- **DOCUMENT**:

______________________________

Going into this experience I knew that there would be a language a barrier, but I had no idea how hard it would to communicate with out host families. My first host family the mother did not speak Spanish, so the few words that Erica and I knew did not help us much. The little time that we spent there we did not communicate with he much other than hand motions. We were able to communicate with her two oldest children, a little through Spanish and drawing pictures.
My second host family knew Spanish, along with two other languages, and that made it a bit easier but not easy. This family was more willing to try and communicate with us and wanted to know just as much about us as we wanted to know about them. We would ask them words in Spanish as well as they would ask us about words in English. We both showed them pictures of our families, homes and friends back home. They showed us pictures from their wedding, honeymoon, and baby pictures of their daughter. They both really enjoyed looking through our pictures in our camera to “track” our trip! When trying to communicate with them and we ran into a difficultly we would laugh and try again, most of the time we were able to get it. I will never forget the laughter that came from their home and the joy that this experience gave me!
We were asked to wright about limits, and I know I hit several of mine. There were a few times when we were hicking where I really had no desire to keep moving, but that is the type of limit I have hit before, having been active in sports off and on throughout my life.
I mentioned to my room mate that I had read a quote that suggested doing one thing each day that scared you, but this was back at Anadesa.
Every time I hit my “limit” or started thinking that I really didn’t know if I was willing to make things work, I would remember the generocity of my hosts, and things didn’t seem so bad. Having them trying their best to make us at home while we cringed at the living conditions didn’t seem just.
It is easy for me to quit at home, which is why I like having deadlines or a training buddy, I need someone holding me responsible. Here I was constantly pushed beyond where I was comfortable, and even to the point of wanting to quit several times. Yet being able to say I walked down a mountain, or I understood one phrase in Ixil was oddly rewarding. There was no bandstand moment where I received a praise, but it is one more way I can say “well I did _______, so this new obstacle can’t be that bad.”
Ultimately noting I did this last week compares to what many of these families have endured, and I would not claim I can relate to their suffering. Yet this trip was designed to not just learn about those people who live in Latin America and survived a civil war. It was to meet people and get a little taste of who they are as people, not just as survivors.
I think witnessing how they live day to day has made it more potent to then hear their stories. I feel like I can understand better what it means to be a leader and an activist having met the people I have on this trip.
Most of us in the United States seem to be extremely connected to our electronic devices. While this obviously has its advantages in being able to learn, connect with others far away, and just make life easier being in Guatemala for a week seemed to bring out some negatives of all this technology in our lives. Our host families in Guatemala had only a tiny fraction, or none at all, of the technology we are used to on a daily basis. Because of this, the person to person interactions in Guatemala seems to be ten times what it is at home. The three days we spent in San Felipe I spent more time talking to our host family then I have my own family in probably the last three months. I know for a fact I know more about my host family then I do any of my neighbors. Not being sucked into our electronic devices forced us to interact on a more personal level which, I have to say, I find much more satisfying (? no spell check) then then walking and talking with those whose face is stuck in a cell phone text messaging or checking facebook.

______________________________

- **INFORMATION SUPPLIED**:
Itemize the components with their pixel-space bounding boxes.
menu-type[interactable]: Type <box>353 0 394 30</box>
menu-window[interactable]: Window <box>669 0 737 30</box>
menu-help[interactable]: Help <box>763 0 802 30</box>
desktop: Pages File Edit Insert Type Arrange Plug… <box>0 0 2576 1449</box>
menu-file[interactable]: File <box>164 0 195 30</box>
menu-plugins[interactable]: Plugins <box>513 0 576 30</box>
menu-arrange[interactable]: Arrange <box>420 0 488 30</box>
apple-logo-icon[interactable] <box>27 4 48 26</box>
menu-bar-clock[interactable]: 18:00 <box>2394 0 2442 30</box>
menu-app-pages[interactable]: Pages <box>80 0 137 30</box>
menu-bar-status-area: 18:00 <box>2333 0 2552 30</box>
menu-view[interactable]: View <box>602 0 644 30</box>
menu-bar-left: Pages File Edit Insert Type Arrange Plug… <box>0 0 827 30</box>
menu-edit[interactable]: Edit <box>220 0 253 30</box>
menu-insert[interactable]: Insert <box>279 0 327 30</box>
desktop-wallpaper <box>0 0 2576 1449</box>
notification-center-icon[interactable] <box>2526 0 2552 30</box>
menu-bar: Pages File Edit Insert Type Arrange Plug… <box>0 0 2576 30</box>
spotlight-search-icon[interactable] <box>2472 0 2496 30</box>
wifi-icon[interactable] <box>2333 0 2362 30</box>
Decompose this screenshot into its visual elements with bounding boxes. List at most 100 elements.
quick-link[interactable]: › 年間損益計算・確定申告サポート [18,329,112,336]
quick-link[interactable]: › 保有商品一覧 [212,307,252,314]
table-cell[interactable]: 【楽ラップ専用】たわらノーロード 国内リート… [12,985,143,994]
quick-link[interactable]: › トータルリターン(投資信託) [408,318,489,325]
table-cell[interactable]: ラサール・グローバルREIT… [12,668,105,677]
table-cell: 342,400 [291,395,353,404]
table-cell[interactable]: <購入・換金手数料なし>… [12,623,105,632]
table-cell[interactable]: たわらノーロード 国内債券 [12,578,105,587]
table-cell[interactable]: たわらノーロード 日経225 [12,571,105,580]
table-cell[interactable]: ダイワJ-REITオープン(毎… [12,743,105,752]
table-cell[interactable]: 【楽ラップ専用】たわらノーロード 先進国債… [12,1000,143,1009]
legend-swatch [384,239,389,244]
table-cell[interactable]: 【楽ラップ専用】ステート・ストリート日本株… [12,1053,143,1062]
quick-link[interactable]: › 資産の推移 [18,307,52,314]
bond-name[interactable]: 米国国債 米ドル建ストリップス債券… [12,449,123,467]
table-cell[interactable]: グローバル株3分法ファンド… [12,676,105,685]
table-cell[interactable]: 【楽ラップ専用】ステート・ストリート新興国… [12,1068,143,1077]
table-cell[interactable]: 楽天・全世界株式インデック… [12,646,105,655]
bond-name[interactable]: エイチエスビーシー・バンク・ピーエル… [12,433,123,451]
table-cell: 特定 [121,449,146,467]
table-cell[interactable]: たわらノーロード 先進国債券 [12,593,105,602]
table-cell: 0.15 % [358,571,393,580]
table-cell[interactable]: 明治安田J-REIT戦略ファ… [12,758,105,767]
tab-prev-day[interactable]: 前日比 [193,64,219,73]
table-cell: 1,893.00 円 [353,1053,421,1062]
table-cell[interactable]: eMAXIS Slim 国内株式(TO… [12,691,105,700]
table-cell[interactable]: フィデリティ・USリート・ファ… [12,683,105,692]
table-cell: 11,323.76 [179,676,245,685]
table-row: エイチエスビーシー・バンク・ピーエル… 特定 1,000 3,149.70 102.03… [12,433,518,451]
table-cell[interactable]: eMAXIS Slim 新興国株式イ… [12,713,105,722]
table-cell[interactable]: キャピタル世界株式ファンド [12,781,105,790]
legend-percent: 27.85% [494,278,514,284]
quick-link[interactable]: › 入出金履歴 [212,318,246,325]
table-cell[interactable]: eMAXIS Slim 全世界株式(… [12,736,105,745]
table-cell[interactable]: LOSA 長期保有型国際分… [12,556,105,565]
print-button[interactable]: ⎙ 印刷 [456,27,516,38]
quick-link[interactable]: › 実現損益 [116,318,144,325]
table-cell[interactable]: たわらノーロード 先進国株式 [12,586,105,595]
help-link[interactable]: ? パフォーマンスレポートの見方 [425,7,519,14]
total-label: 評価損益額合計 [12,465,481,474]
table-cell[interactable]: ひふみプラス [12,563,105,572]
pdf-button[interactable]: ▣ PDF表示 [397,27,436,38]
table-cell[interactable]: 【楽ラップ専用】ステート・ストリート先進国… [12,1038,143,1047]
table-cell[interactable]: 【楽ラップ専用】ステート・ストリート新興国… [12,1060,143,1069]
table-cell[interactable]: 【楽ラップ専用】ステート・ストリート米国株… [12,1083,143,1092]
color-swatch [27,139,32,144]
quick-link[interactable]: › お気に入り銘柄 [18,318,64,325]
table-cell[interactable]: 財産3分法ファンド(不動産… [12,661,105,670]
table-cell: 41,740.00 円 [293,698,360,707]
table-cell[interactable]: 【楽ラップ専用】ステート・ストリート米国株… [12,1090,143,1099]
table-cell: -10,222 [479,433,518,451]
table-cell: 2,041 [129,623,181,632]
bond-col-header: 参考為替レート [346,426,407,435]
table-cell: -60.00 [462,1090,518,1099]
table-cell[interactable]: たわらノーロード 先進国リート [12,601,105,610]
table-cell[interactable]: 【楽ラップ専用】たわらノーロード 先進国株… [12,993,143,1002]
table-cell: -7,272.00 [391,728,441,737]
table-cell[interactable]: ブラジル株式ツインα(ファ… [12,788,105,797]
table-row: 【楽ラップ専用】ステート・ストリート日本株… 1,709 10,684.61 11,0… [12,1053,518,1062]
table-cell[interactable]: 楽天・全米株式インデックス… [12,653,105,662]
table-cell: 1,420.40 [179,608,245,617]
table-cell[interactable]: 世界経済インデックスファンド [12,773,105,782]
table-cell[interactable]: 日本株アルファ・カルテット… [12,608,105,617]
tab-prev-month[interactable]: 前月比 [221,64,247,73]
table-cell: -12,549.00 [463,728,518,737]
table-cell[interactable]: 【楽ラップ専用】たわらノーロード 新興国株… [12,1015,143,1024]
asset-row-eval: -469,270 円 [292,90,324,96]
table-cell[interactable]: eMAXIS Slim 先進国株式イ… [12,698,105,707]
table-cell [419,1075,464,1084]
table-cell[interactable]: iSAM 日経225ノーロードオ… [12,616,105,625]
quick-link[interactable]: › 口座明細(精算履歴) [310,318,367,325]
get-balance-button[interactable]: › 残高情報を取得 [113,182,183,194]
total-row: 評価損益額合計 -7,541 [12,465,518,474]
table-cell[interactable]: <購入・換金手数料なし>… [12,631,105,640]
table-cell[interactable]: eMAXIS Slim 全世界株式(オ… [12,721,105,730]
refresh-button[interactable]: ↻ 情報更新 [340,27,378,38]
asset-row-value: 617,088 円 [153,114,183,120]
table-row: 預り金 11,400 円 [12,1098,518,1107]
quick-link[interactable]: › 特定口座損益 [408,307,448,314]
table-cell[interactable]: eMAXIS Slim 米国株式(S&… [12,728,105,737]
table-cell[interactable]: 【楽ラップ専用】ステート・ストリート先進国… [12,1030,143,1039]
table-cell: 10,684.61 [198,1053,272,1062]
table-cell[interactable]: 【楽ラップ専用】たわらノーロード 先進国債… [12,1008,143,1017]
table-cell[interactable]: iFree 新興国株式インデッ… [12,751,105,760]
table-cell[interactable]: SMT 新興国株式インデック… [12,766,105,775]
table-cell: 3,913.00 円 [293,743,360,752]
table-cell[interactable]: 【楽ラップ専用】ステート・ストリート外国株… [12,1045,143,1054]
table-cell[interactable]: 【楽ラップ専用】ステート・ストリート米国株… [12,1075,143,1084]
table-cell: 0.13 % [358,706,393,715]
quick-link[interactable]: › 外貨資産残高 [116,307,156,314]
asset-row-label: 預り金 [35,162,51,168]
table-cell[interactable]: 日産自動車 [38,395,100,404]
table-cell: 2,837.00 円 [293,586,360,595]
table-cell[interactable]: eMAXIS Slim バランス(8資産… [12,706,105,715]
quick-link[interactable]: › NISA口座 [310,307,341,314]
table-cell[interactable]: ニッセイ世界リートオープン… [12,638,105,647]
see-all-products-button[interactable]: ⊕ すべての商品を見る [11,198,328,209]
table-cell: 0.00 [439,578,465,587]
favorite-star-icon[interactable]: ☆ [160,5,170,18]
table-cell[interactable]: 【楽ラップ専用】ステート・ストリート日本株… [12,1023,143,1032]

______________________________

- **WORK INSTRUCTIONS**: Set down, word for word, the part of the Guatemala trip reflections starting at "It is easy for" and ending at "just as survivors.".

- **ANSWER FOR THE TASK**:
It is easy for me to quit at home, which is why I like having deadlines or a training buddy, I need someone holding me responsible. Here I was constantly pushed beyond where I was comfortable, and even to the point of wanting to quit several times. Yet being able to say I walked down a mountain, or I understood one phrase in Ixil was oddly rewarding. There was no bandstand moment where I received a praise, but it is one more way I can say “well I did _______, so this new obstacle can’t be that bad.”
Ultimately noting I did this last week compares to what many of these families have endured, and I would not claim I can relate to their suffering. Yet this trip was designed to not just learn about those people who live in Latin America and survived a civil war. It was to meet people and get a little taste of who they are as people, not just as survivors.